## Entries from a dataset
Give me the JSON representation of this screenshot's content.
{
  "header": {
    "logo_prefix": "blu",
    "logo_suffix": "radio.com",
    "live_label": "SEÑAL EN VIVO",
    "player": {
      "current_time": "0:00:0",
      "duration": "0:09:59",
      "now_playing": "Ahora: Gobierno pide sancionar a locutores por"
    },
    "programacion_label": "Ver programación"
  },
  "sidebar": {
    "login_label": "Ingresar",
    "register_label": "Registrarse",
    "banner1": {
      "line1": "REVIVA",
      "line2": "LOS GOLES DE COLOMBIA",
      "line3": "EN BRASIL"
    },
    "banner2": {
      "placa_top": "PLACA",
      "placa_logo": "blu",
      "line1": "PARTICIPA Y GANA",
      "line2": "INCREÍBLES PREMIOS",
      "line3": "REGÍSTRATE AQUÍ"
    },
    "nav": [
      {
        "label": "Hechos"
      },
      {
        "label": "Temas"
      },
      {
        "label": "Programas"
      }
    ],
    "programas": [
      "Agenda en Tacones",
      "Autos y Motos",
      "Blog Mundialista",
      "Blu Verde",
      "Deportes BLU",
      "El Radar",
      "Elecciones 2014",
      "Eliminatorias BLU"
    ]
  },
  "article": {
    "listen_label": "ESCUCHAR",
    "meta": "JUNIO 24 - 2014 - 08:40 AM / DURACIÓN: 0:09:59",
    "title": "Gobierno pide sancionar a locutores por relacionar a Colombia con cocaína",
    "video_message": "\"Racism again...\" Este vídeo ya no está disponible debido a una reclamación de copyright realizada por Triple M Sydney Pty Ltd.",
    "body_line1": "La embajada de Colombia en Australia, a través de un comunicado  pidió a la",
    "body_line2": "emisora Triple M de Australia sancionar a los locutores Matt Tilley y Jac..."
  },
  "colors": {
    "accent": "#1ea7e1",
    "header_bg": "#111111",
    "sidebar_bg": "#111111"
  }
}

## EXERCISE DETAILS
Each entry above is to be set down again in exactly the same words.

## SOLUTION
Give me the JSON representation of this screenshot's content.
{
  "header": {
    "logo_prefix": "blu",
    "logo_suffix": "radio.com",
    "live_label": "SEÑAL EN VIVO",
    "player": {
      "current_time": "0:00:0",
      "duration": "0:09:59",
      "now_playing": "Ahora: Gobierno pide sancionar a locutores por"
    },
    "programacion_label": "Ver programación"
  },
  "sidebar": {
    "login_label": "Ingresar",
    "register_label": "Registrarse",
    "banner1": {
      "line1": "REVIVA",
      "line2": "LOS GOLES DE COLOMBIA",
      "line3": "EN BRASIL"
    },
    "banner2": {
      "placa_top": "PLACA",
      "placa_logo": "blu",
      "line1": "PARTICIPA Y GANA",
      "line2": "INCREÍBLES PREMIOS",
      "line3": "REGÍSTRATE AQUÍ"
    },
    "nav": [
      {
        "label": "Hechos"
      },
      {
        "label": "Temas"
      },
      {
        "label": "Programas"
      }
    ],
    "programas": [
      "Agenda en Tacones",
      "Autos y Motos",
      "Blog Mundialista",
      "Blu Verde",
      "Deportes BLU",
      "El Radar",
      "Elecciones 2014",
      "Eliminatorias BLU"
    ]
  },
  "article": {
    "listen_label": "ESCUCHAR",
    "meta": "JUNIO 24 - 2014 - 08:40 AM / DURACIÓN: 0:09:59",
    "title": "Gobierno pide sancionar a locutores por relacionar a Colombia con cocaína",
    "video_message": "\"Racism again...\" Este vídeo ya no está disponible debido a una reclamación de copyright realizada por Triple M Sydney Pty Ltd.",
    "body_line1": "La embajada de Colombia en Australia, a través de un comunicado  pidió a la",
    "body_line2": "emisora Triple M de Australia sancionar a los locutores Matt Tilley y Jac..."
  },
  "colors": {
    "accent": "#1ea7e1",
    "header_bg": "#111111",
    "sidebar_bg": "#111111"
  }
}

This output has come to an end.